** begin **

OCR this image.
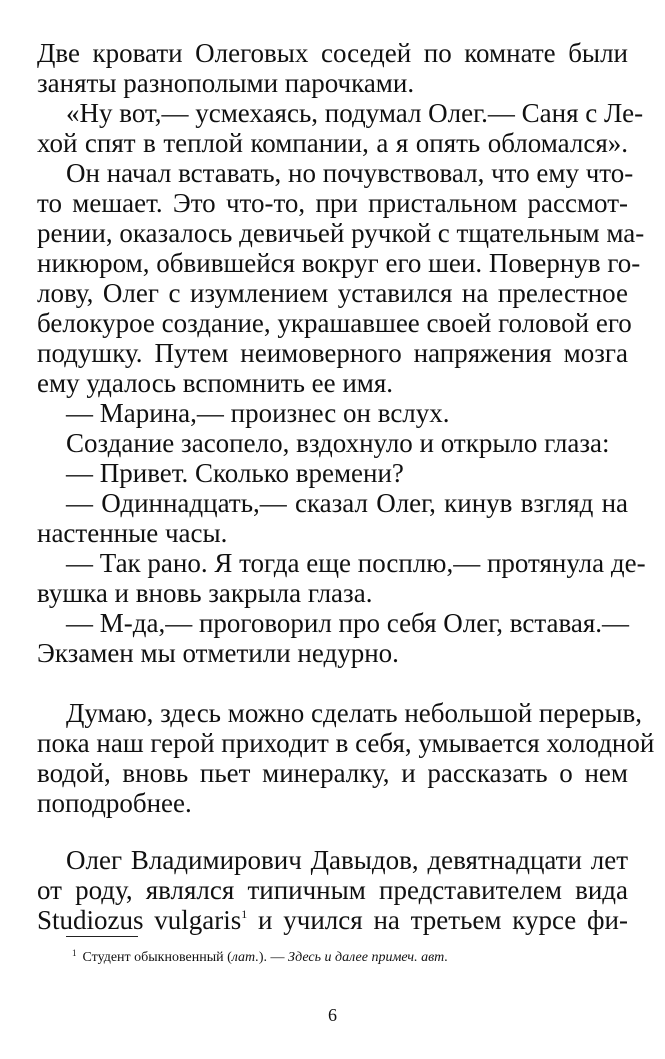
Две кровати Олеговых соседей по комнате были
заняты разнополыми парочками.
«Ну вот,— усмехаясь, подумал Олег.— Саня с Ле-
хой спят в теплой компании, а я опять обломался».
Он начал вставать, но почувствовал, что ему что-
то мешает. Это что-то, при пристальном рассмот-
рении, оказалось девичьей ручкой с тщательным ма-
никюром, обвившейся вокруг его шеи. Повернув го-
лову, Олег с изумлением уставился на прелестное
белокурое создание, украшавшее своей головой его
подушку. Путем неимоверного напряжения мозга
ему удалось вспомнить ее имя.
— Марина,— произнес он вслух.
Создание засопело, вздохнуло и открыло глаза:
— Привет. Сколько времени?
— Одиннадцать,— сказал Олег, кинув взгляд на
настенные часы.
— Так рано. Я тогда еще посплю,— протянула де-
вушка и вновь закрыла глаза.
— М-да,— проговорил про себя Олег, вставая.—
Экзамен мы отметили недурно.
Думаю, здесь можно сделать небольшой перерыв,
пока наш герой приходит в себя, умывается холодной
водой, вновь пьет минералку, и рассказать о нем
поподробнее.
Олег Владимирович Давыдов, девятнадцати лет
от роду, являлся типичным представителем вида
Studiozus vulgaris$^1$ и учился на третьем курсе фи-
$^1$ Студент обыкновенный (лат.). — Здесь и далее примеч. авт.
6
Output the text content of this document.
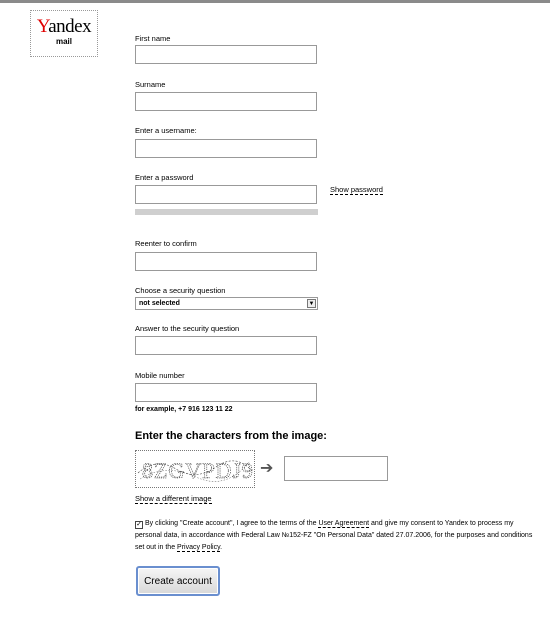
Yandex
mail	First name
Surname
Enter a username:
Enter a password
Show password
Reenter to confirm
Choose a security question
not selected	▼
Answer to the security question
Mobile number
for example, +7 916 123 11 22
Enter the characters from the image:
8ZGVPDJ9 ➔
Show a different image
✓ By clicking "Create account", I agree to the terms of the User Agreement and give my consent to Yandex to process my personal data, in accordance with Federal Law №152-FZ "On Personal Data" dated 27.07.2006, for the purposes and conditions set out in the Privacy Policy.
Create account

** end **

Copy out every line of the material above that mentions the word "question".

- **REPLY**:
Choose a security question
Answer to the security question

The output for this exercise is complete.